===== Data section =====
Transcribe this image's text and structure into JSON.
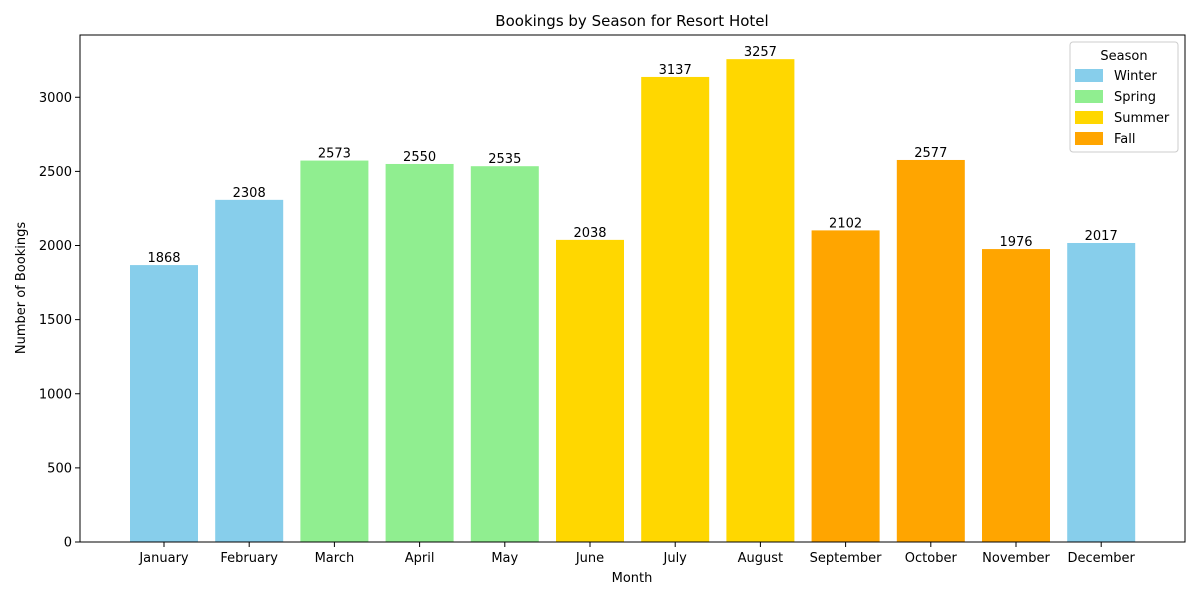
{
  "chart_data": {
    "type": "bar",
    "title": "Bookings by Season for Resort Hotel",
    "xlabel": "Month",
    "ylabel": "Number of Bookings",
    "categories": [
      "January",
      "February",
      "March",
      "April",
      "May",
      "June",
      "July",
      "August",
      "September",
      "October",
      "November",
      "December"
    ],
    "values": [
      1868,
      2308,
      2573,
      2550,
      2535,
      2038,
      3137,
      3257,
      2102,
      2577,
      1976,
      2017
    ],
    "seasons": [
      "Winter",
      "Winter",
      "Spring",
      "Spring",
      "Spring",
      "Summer",
      "Summer",
      "Summer",
      "Fall",
      "Fall",
      "Fall",
      "Winter"
    ],
    "ylim": [
      0,
      3420
    ],
    "yticks": [
      0,
      500,
      1000,
      1500,
      2000,
      2500,
      3000
    ],
    "grid": false,
    "legend": {
      "title": "Season",
      "placement": "top-right",
      "entries": [
        {
          "name": "Winter",
          "color": "#87CEEB"
        },
        {
          "name": "Spring",
          "color": "#90EE90"
        },
        {
          "name": "Summer",
          "color": "#FFD700"
        },
        {
          "name": "Fall",
          "color": "#FFA500"
        }
      ]
    }
  }
}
=====
• _Set problem_
Every line is to be duplicated exactly, though pictures stay out.

• _The answer_
Transcribe this image's text and structure into JSON.
{
  "chart_data": {
    "type": "bar",
    "title": "Bookings by Season for Resort Hotel",
    "xlabel": "Month",
    "ylabel": "Number of Bookings",
    "categories": [
      "January",
      "February",
      "March",
      "April",
      "May",
      "June",
      "July",
      "August",
      "September",
      "October",
      "November",
      "December"
    ],
    "values": [
      1868,
      2308,
      2573,
      2550,
      2535,
      2038,
      3137,
      3257,
      2102,
      2577,
      1976,
      2017
    ],
    "seasons": [
      "Winter",
      "Winter",
      "Spring",
      "Spring",
      "Spring",
      "Summer",
      "Summer",
      "Summer",
      "Fall",
      "Fall",
      "Fall",
      "Winter"
    ],
    "ylim": [
      0,
      3420
    ],
    "yticks": [
      0,
      500,
      1000,
      1500,
      2000,
      2500,
      3000
    ],
    "grid": false,
    "legend": {
      "title": "Season",
      "placement": "top-right",
      "entries": [
        {
          "name": "Winter",
          "color": "#87CEEB"
        },
        {
          "name": "Spring",
          "color": "#90EE90"
        },
        {
          "name": "Summer",
          "color": "#FFD700"
        },
        {
          "name": "Fall",
          "color": "#FFA500"
        }
      ]
    }
  }
}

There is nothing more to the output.